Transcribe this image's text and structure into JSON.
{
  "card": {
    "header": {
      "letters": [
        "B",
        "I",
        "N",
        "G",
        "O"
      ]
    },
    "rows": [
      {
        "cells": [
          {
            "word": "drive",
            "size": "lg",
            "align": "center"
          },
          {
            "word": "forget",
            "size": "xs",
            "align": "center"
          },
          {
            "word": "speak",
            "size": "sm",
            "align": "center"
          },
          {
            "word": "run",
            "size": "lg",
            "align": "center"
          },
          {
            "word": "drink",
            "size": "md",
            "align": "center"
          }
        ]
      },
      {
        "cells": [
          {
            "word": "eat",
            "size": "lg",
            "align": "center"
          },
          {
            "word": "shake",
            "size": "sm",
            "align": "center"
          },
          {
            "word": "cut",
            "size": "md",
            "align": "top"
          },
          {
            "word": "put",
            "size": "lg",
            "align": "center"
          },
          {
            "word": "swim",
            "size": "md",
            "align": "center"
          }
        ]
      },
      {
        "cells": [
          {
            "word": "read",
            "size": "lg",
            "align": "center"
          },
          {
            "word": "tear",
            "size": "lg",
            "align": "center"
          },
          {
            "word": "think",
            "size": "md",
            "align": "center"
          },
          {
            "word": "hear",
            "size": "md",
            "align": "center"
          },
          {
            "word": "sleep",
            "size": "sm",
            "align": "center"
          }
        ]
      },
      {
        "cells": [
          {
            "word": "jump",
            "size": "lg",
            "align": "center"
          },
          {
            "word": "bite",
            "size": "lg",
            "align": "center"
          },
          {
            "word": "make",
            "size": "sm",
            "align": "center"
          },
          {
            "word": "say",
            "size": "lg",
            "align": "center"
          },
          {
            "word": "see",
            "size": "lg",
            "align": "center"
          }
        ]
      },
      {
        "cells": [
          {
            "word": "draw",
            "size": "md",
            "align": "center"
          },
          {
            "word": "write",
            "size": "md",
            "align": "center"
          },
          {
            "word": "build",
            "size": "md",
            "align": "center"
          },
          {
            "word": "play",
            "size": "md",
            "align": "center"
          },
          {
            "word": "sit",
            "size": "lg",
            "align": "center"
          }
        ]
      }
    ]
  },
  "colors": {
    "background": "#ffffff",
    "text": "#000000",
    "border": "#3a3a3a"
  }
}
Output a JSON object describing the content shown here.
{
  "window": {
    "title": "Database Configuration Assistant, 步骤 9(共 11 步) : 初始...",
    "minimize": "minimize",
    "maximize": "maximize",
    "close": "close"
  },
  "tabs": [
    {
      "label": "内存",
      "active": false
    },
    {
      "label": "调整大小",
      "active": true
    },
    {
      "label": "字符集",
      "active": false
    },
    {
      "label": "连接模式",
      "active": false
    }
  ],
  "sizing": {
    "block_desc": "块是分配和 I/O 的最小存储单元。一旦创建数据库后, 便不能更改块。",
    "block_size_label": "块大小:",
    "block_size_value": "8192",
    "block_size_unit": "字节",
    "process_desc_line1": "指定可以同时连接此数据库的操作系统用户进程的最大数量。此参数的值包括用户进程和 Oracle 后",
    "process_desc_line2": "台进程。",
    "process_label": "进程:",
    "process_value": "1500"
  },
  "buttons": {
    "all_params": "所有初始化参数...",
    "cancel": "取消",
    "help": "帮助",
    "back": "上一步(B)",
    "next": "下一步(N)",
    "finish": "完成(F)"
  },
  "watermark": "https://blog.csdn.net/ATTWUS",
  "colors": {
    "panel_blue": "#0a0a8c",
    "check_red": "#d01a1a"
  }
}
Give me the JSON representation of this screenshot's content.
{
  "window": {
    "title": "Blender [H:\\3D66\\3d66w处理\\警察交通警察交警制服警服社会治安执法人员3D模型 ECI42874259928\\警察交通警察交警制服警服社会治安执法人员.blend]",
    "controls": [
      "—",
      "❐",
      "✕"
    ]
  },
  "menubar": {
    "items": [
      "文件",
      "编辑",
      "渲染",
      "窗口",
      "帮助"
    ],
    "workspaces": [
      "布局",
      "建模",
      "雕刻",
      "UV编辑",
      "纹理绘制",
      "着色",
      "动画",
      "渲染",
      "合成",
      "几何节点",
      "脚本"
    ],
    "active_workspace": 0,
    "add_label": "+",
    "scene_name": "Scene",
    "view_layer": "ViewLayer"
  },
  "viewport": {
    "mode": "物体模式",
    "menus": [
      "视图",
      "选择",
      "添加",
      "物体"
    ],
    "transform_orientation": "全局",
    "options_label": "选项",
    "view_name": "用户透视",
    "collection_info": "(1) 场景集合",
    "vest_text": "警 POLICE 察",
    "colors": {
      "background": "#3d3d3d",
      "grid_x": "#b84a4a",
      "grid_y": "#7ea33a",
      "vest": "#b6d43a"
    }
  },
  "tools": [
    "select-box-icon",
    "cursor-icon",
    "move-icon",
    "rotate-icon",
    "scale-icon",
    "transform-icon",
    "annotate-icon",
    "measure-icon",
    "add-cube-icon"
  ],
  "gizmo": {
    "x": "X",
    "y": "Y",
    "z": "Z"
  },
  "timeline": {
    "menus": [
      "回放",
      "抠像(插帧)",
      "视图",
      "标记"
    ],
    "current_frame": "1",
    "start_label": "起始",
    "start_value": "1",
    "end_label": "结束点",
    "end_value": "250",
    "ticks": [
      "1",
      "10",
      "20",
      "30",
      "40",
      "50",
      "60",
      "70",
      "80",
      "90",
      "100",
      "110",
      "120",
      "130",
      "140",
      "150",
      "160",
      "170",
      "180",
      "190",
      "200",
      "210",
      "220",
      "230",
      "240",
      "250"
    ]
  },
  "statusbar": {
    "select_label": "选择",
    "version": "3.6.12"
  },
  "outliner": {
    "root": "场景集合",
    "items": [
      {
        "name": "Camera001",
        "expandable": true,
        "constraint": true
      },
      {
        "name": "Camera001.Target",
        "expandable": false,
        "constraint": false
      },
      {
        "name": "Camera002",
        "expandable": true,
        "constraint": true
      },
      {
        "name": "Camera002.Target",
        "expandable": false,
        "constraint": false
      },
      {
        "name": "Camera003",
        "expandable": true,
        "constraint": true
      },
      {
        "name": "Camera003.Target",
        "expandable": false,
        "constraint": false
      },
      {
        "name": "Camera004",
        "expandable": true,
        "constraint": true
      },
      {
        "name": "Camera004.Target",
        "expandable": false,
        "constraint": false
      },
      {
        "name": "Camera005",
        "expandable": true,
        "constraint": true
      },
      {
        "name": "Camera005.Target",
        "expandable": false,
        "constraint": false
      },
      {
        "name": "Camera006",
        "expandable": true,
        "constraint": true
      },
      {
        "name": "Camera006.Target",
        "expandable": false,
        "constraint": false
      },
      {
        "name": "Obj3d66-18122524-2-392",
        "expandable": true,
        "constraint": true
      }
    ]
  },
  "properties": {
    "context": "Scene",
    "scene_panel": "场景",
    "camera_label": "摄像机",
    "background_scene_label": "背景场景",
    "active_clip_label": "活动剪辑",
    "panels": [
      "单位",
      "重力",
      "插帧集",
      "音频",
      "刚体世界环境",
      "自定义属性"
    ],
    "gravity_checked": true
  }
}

-- PROBLEM DETAILS --
Copy out all of the data exactly, leaving nothing out.

-- ANSWER TO THIS PROBLEM --
Transcribe this image's text and structure into JSON.
{
  "card": {
    "header": {
      "letters": [
        "B",
        "I",
        "N",
        "G",
        "O"
      ]
    },
    "rows": [
      {
        "cells": [
          {
            "word": "drive",
            "size": "lg",
            "align": "center"
          },
          {
            "word": "forget",
            "size": "xs",
            "align": "center"
          },
          {
            "word": "speak",
            "size": "sm",
            "align": "center"
          },
          {
            "word": "run",
            "size": "lg",
            "align": "center"
          },
          {
            "word": "drink",
            "size": "md",
            "align": "center"
          }
        ]
      },
      {
        "cells": [
          {
            "word": "eat",
            "size": "lg",
            "align": "center"
          },
          {
            "word": "shake",
            "size": "sm",
            "align": "center"
          },
          {
            "word": "cut",
            "size": "md",
            "align": "top"
          },
          {
            "word": "put",
            "size": "lg",
            "align": "center"
          },
          {
            "word": "swim",
            "size": "md",
            "align": "center"
          }
        ]
      },
      {
        "cells": [
          {
            "word": "read",
            "size": "lg",
            "align": "center"
          },
          {
            "word": "tear",
            "size": "lg",
            "align": "center"
          },
          {
            "word": "think",
            "size": "md",
            "align": "center"
          },
          {
            "word": "hear",
            "size": "md",
            "align": "center"
          },
          {
            "word": "sleep",
            "size": "sm",
            "align": "center"
          }
        ]
      },
      {
        "cells": [
          {
            "word": "jump",
            "size": "lg",
            "align": "center"
          },
          {
            "word": "bite",
            "size": "lg",
            "align": "center"
          },
          {
            "word": "make",
            "size": "sm",
            "align": "center"
          },
          {
            "word": "say",
            "size": "lg",
            "align": "center"
          },
          {
            "word": "see",
            "size": "lg",
            "align": "center"
          }
        ]
      },
      {
        "cells": [
          {
            "word": "draw",
            "size": "md",
            "align": "center"
          },
          {
            "word": "write",
            "size": "md",
            "align": "center"
          },
          {
            "word": "build",
            "size": "md",
            "align": "center"
          },
          {
            "word": "play",
            "size": "md",
            "align": "center"
          },
          {
            "word": "sit",
            "size": "lg",
            "align": "center"
          }
        ]
      }
    ]
  },
  "colors": {
    "background": "#ffffff",
    "text": "#000000",
    "border": "#3a3a3a"
  }
}
Output a JSON object describing the content shown here.
{
  "window": {
    "title": "Database Configuration Assistant, 步骤 9(共 11 步) : 初始...",
    "minimize": "minimize",
    "maximize": "maximize",
    "close": "close"
  },
  "tabs": [
    {
      "label": "内存",
      "active": false
    },
    {
      "label": "调整大小",
      "active": true
    },
    {
      "label": "字符集",
      "active": false
    },
    {
      "label": "连接模式",
      "active": false
    }
  ],
  "sizing": {
    "block_desc": "块是分配和 I/O 的最小存储单元。一旦创建数据库后, 便不能更改块。",
    "block_size_label": "块大小:",
    "block_size_value": "8192",
    "block_size_unit": "字节",
    "process_desc_line1": "指定可以同时连接此数据库的操作系统用户进程的最大数量。此参数的值包括用户进程和 Oracle 后",
    "process_desc_line2": "台进程。",
    "process_label": "进程:",
    "process_value": "1500"
  },
  "buttons": {
    "all_params": "所有初始化参数...",
    "cancel": "取消",
    "help": "帮助",
    "back": "上一步(B)",
    "next": "下一步(N)",
    "finish": "完成(F)"
  },
  "watermark": "https://blog.csdn.net/ATTWUS",
  "colors": {
    "panel_blue": "#0a0a8c",
    "check_red": "#d01a1a"
  }
}
Give me the JSON representation of this screenshot's content.
{
  "window": {
    "title": "Blender [H:\\3D66\\3d66w处理\\警察交通警察交警制服警服社会治安执法人员3D模型 ECI42874259928\\警察交通警察交警制服警服社会治安执法人员.blend]",
    "controls": [
      "—",
      "❐",
      "✕"
    ]
  },
  "menubar": {
    "items": [
      "文件",
      "编辑",
      "渲染",
      "窗口",
      "帮助"
    ],
    "workspaces": [
      "布局",
      "建模",
      "雕刻",
      "UV编辑",
      "纹理绘制",
      "着色",
      "动画",
      "渲染",
      "合成",
      "几何节点",
      "脚本"
    ],
    "active_workspace": 0,
    "add_label": "+",
    "scene_name": "Scene",
    "view_layer": "ViewLayer"
  },
  "viewport": {
    "mode": "物体模式",
    "menus": [
      "视图",
      "选择",
      "添加",
      "物体"
    ],
    "transform_orientation": "全局",
    "options_label": "选项",
    "view_name": "用户透视",
    "collection_info": "(1) 场景集合",
    "vest_text": "警 POLICE 察",
    "colors": {
      "background": "#3d3d3d",
      "grid_x": "#b84a4a",
      "grid_y": "#7ea33a",
      "vest": "#b6d43a"
    }
  },
  "tools": [
    "select-box-icon",
    "cursor-icon",
    "move-icon",
    "rotate-icon",
    "scale-icon",
    "transform-icon",
    "annotate-icon",
    "measure-icon",
    "add-cube-icon"
  ],
  "gizmo": {
    "x": "X",
    "y": "Y",
    "z": "Z"
  },
  "timeline": {
    "menus": [
      "回放",
      "抠像(插帧)",
      "视图",
      "标记"
    ],
    "current_frame": "1",
    "start_label": "起始",
    "start_value": "1",
    "end_label": "结束点",
    "end_value": "250",
    "ticks": [
      "1",
      "10",
      "20",
      "30",
      "40",
      "50",
      "60",
      "70",
      "80",
      "90",
      "100",
      "110",
      "120",
      "130",
      "140",
      "150",
      "160",
      "170",
      "180",
      "190",
      "200",
      "210",
      "220",
      "230",
      "240",
      "250"
    ]
  },
  "statusbar": {
    "select_label": "选择",
    "version": "3.6.12"
  },
  "outliner": {
    "root": "场景集合",
    "items": [
      {
        "name": "Camera001",
        "expandable": true,
        "constraint": true
      },
      {
        "name": "Camera001.Target",
        "expandable": false,
        "constraint": false
      },
      {
        "name": "Camera002",
        "expandable": true,
        "constraint": true
      },
      {
        "name": "Camera002.Target",
        "expandable": false,
        "constraint": false
      },
      {
        "name": "Camera003",
        "expandable": true,
        "constraint": true
      },
      {
        "name": "Camera003.Target",
        "expandable": false,
        "constraint": false
      },
      {
        "name": "Camera004",
        "expandable": true,
        "constraint": true
      },
      {
        "name": "Camera004.Target",
        "expandable": false,
        "constraint": false
      },
      {
        "name": "Camera005",
        "expandable": true,
        "constraint": true
      },
      {
        "name": "Camera005.Target",
        "expandable": false,
        "constraint": false
      },
      {
        "name": "Camera006",
        "expandable": true,
        "constraint": true
      },
      {
        "name": "Camera006.Target",
        "expandable": false,
        "constraint": false
      },
      {
        "name": "Obj3d66-18122524-2-392",
        "expandable": true,
        "constraint": true
      }
    ]
  },
  "properties": {
    "context": "Scene",
    "scene_panel": "场景",
    "camera_label": "摄像机",
    "background_scene_label": "背景场景",
    "active_clip_label": "活动剪辑",
    "panels": [
      "单位",
      "重力",
      "插帧集",
      "音频",
      "刚体世界环境",
      "自定义属性"
    ],
    "gravity_checked": true
  }
}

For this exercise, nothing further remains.